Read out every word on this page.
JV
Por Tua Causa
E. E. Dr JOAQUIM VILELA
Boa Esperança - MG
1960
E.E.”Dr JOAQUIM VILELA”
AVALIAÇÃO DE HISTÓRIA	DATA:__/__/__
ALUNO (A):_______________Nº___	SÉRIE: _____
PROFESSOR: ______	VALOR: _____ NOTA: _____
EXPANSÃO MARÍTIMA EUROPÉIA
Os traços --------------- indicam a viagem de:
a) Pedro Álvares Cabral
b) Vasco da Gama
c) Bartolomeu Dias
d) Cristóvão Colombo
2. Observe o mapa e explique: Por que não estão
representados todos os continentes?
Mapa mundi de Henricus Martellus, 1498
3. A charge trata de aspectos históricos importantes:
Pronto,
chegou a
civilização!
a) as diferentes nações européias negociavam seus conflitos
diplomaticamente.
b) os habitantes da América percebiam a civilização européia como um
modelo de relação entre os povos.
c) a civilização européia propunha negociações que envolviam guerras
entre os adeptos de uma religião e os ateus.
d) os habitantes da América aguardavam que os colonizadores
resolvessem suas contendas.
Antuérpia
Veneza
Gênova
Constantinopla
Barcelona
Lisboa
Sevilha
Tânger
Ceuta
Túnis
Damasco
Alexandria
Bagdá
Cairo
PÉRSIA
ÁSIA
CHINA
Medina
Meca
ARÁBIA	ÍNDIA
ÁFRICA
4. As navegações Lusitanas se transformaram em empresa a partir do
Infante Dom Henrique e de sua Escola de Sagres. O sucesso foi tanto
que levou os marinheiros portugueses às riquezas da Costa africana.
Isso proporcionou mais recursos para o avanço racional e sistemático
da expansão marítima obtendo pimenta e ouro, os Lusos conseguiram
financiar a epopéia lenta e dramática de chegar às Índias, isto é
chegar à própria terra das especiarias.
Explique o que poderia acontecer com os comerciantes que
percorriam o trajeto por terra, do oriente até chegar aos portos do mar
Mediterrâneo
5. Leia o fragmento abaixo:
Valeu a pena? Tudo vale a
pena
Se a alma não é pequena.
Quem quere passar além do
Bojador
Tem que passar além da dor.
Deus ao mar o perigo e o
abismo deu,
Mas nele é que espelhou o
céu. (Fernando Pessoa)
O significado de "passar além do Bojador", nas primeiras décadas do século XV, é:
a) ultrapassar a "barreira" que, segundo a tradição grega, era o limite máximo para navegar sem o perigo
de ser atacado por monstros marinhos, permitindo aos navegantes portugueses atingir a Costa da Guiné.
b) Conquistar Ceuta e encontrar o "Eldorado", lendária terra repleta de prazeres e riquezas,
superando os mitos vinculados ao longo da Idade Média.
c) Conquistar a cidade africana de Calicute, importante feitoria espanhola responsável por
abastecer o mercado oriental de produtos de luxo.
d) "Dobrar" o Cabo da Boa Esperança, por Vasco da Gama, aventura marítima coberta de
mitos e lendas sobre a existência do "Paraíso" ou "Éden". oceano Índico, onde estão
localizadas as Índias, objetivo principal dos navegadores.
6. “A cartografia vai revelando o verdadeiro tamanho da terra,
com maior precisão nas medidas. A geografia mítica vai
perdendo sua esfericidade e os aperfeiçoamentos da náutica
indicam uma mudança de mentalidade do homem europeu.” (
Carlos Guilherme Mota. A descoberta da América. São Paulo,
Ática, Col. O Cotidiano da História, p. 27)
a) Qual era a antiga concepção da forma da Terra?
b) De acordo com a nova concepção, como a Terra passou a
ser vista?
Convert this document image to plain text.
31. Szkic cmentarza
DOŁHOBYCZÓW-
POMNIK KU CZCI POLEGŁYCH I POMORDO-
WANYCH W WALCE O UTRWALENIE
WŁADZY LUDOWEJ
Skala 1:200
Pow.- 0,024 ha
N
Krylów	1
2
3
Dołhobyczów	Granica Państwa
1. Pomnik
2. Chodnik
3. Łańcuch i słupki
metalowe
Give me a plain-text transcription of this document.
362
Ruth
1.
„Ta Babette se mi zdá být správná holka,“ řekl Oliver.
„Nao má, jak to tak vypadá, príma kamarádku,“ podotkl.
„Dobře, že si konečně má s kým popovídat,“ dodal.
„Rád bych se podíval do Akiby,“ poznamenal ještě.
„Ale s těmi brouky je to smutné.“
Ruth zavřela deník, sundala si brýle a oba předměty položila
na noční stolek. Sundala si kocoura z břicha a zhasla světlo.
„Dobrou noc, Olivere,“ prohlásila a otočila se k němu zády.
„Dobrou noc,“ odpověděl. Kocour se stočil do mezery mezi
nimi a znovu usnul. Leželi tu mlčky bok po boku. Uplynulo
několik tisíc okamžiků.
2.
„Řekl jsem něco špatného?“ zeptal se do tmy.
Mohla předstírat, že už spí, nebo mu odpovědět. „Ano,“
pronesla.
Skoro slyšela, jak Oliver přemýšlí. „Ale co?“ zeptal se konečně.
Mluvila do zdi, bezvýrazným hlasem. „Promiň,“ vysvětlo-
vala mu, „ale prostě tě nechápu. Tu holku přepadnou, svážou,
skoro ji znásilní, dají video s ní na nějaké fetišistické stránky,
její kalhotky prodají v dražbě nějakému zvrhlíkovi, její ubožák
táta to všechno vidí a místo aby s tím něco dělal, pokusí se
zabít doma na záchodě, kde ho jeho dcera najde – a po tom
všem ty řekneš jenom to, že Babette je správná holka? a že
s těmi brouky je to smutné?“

Problem statement — Every line that holds the string "Dobrou" should be returned.

Complete response —
„Dobrou noc, Olivere,“ prohlásila a otočila se k němu zády.
„Dobrou noc,“ odpověděl. Kocour se stočil do mezery mezi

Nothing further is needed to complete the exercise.